## [TASK]
Write out all of the data exactly as it appears.

## [Records contained in a dataset]
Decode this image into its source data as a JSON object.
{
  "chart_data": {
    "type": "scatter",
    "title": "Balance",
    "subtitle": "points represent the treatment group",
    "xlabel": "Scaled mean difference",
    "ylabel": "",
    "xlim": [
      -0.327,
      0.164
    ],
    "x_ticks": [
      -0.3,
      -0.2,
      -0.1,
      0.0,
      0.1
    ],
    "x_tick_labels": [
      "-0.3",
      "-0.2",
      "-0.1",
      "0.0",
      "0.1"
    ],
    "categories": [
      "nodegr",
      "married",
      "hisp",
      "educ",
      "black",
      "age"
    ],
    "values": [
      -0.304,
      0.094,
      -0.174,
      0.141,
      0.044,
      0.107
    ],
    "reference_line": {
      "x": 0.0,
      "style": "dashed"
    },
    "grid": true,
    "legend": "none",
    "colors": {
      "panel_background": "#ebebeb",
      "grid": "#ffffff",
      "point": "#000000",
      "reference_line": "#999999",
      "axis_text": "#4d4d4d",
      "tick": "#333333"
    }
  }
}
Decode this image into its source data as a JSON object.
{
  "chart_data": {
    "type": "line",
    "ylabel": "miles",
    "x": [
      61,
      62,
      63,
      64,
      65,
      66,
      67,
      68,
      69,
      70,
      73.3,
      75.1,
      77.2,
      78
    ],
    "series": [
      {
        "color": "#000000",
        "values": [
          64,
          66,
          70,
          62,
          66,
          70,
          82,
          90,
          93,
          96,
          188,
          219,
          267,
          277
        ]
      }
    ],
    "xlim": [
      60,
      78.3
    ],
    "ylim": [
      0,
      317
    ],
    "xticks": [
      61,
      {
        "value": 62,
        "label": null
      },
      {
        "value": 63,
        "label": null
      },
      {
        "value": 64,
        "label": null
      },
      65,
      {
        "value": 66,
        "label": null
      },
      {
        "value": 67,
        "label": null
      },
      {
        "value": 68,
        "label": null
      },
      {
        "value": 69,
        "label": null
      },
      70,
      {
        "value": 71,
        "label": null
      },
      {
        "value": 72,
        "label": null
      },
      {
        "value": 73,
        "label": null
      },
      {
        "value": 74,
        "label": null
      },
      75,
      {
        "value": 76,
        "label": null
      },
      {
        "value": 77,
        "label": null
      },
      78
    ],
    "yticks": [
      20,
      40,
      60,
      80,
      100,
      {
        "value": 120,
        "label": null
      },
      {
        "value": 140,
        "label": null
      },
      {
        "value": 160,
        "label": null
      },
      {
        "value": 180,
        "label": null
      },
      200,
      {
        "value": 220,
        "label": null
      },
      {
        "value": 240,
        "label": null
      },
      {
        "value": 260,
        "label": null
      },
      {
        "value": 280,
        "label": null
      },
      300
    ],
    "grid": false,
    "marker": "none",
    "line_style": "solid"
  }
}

## [FULL OUTPUT]
Decode this image into its source data as a JSON object.
{
  "chart_data": {
    "type": "scatter",
    "title": "Balance",
    "subtitle": "points represent the treatment group",
    "xlabel": "Scaled mean difference",
    "ylabel": "",
    "xlim": [
      -0.327,
      0.164
    ],
    "x_ticks": [
      -0.3,
      -0.2,
      -0.1,
      0.0,
      0.1
    ],
    "x_tick_labels": [
      "-0.3",
      "-0.2",
      "-0.1",
      "0.0",
      "0.1"
    ],
    "categories": [
      "nodegr",
      "married",
      "hisp",
      "educ",
      "black",
      "age"
    ],
    "values": [
      -0.304,
      0.094,
      -0.174,
      0.141,
      0.044,
      0.107
    ],
    "reference_line": {
      "x": 0.0,
      "style": "dashed"
    },
    "grid": true,
    "legend": "none",
    "colors": {
      "panel_background": "#ebebeb",
      "grid": "#ffffff",
      "point": "#000000",
      "reference_line": "#999999",
      "axis_text": "#4d4d4d",
      "tick": "#333333"
    }
  }
}
Decode this image into its source data as a JSON object.
{
  "chart_data": {
    "type": "line",
    "ylabel": "miles",
    "x": [
      61,
      62,
      63,
      64,
      65,
      66,
      67,
      68,
      69,
      70,
      73.3,
      75.1,
      77.2,
      78
    ],
    "series": [
      {
        "color": "#000000",
        "values": [
          64,
          66,
          70,
          62,
          66,
          70,
          82,
          90,
          93,
          96,
          188,
          219,
          267,
          277
        ]
      }
    ],
    "xlim": [
      60,
      78.3
    ],
    "ylim": [
      0,
      317
    ],
    "xticks": [
      61,
      {
        "value": 62,
        "label": null
      },
      {
        "value": 63,
        "label": null
      },
      {
        "value": 64,
        "label": null
      },
      65,
      {
        "value": 66,
        "label": null
      },
      {
        "value": 67,
        "label": null
      },
      {
        "value": 68,
        "label": null
      },
      {
        "value": 69,
        "label": null
      },
      70,
      {
        "value": 71,
        "label": null
      },
      {
        "value": 72,
        "label": null
      },
      {
        "value": 73,
        "label": null
      },
      {
        "value": 74,
        "label": null
      },
      75,
      {
        "value": 76,
        "label": null
      },
      {
        "value": 77,
        "label": null
      },
      78
    ],
    "yticks": [
      20,
      40,
      60,
      80,
      100,
      {
        "value": 120,
        "label": null
      },
      {
        "value": 140,
        "label": null
      },
      {
        "value": 160,
        "label": null
      },
      {
        "value": 180,
        "label": null
      },
      200,
      {
        "value": 220,
        "label": null
      },
      {
        "value": 240,
        "label": null
      },
      {
        "value": 260,
        "label": null
      },
      {
        "value": 280,
        "label": null
      },
      300
    ],
    "grid": false,
    "marker": "none",
    "line_style": "solid"
  }
}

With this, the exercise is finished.